Copy out the data below as written; omit any images.

-- Start of EXERCISE MATERIALS --

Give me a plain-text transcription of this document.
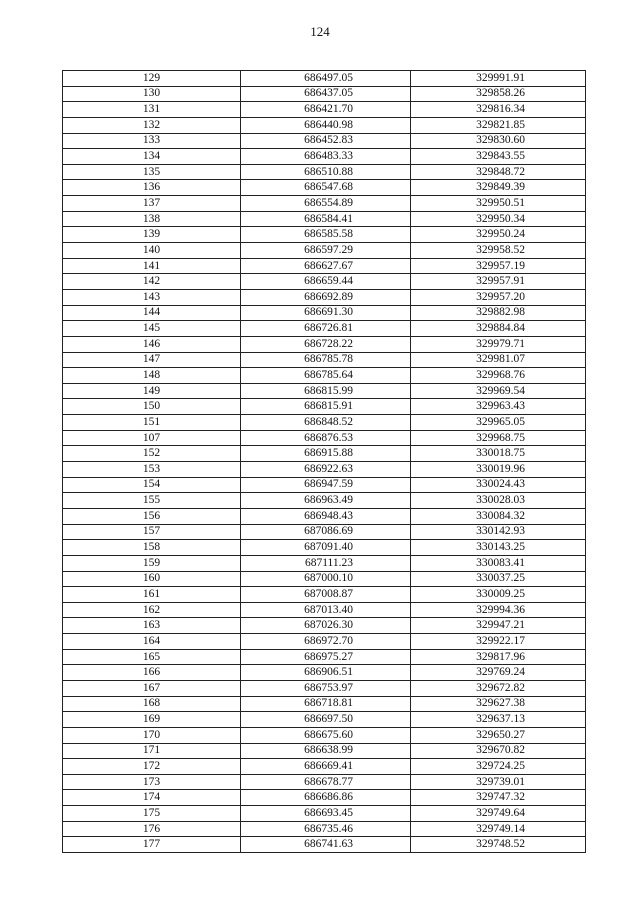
124
129	686497.05	329991.91
130	686437.05	329858.26
131	686421.70	329816.34
132	686440.98	329821.85
133	686452.83	329830.60
134	686483.33	329843.55
135	686510.88	329848.72
136	686547.68	329849.39
137	686554.89	329950.51
138	686584.41	329950.34
139	686585.58	329950.24
140	686597.29	329958.52
141	686627.67	329957.19
142	686659.44	329957.91
143	686692.89	329957.20
144	686691.30	329882.98
145	686726.81	329884.84
146	686728.22	329979.71
147	686785.78	329981.07
148	686785.64	329968.76
149	686815.99	329969.54
150	686815.91	329963.43
151	686848.52	329965.05
107	686876.53	329968.75
152	686915.88	330018.75
153	686922.63	330019.96
154	686947.59	330024.43
155	686963.49	330028.03
156	686948.43	330084.32
157	687086.69	330142.93
158	687091.40	330143.25
159	687111.23	330083.41
160	687000.10	330037.25
161	687008.87	330009.25
162	687013.40	329994.36
163	687026.30	329947.21
164	686972.70	329922.17
165	686975.27	329817.96
166	686906.51	329769.24
167	686753.97	329672.82
168	686718.81	329627.38
169	686697.50	329637.13
170	686675.60	329650.27
171	686638.99	329670.82
172	686669.41	329724.25
173	686678.77	329739.01
174	686686.86	329747.32
175	686693.45	329749.64
176	686735.46	329749.14
177	686741.63	329748.52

-- End of EXERCISE MATERIALS --

### SOLUTION TO THE EXERCISE
Give me a plain-text transcription of this document.
124
129	686497.05	329991.91
130	686437.05	329858.26
131	686421.70	329816.34
132	686440.98	329821.85
133	686452.83	329830.60
134	686483.33	329843.55
135	686510.88	329848.72
136	686547.68	329849.39
137	686554.89	329950.51
138	686584.41	329950.34
139	686585.58	329950.24
140	686597.29	329958.52
141	686627.67	329957.19
142	686659.44	329957.91
143	686692.89	329957.20
144	686691.30	329882.98
145	686726.81	329884.84
146	686728.22	329979.71
147	686785.78	329981.07
148	686785.64	329968.76
149	686815.99	329969.54
150	686815.91	329963.43
151	686848.52	329965.05
107	686876.53	329968.75
152	686915.88	330018.75
153	686922.63	330019.96
154	686947.59	330024.43
155	686963.49	330028.03
156	686948.43	330084.32
157	687086.69	330142.93
158	687091.40	330143.25
159	687111.23	330083.41
160	687000.10	330037.25
161	687008.87	330009.25
162	687013.40	329994.36
163	687026.30	329947.21
164	686972.70	329922.17
165	686975.27	329817.96
166	686906.51	329769.24
167	686753.97	329672.82
168	686718.81	329627.38
169	686697.50	329637.13
170	686675.60	329650.27
171	686638.99	329670.82
172	686669.41	329724.25
173	686678.77	329739.01
174	686686.86	329747.32
175	686693.45	329749.64
176	686735.46	329749.14
177	686741.63	329748.52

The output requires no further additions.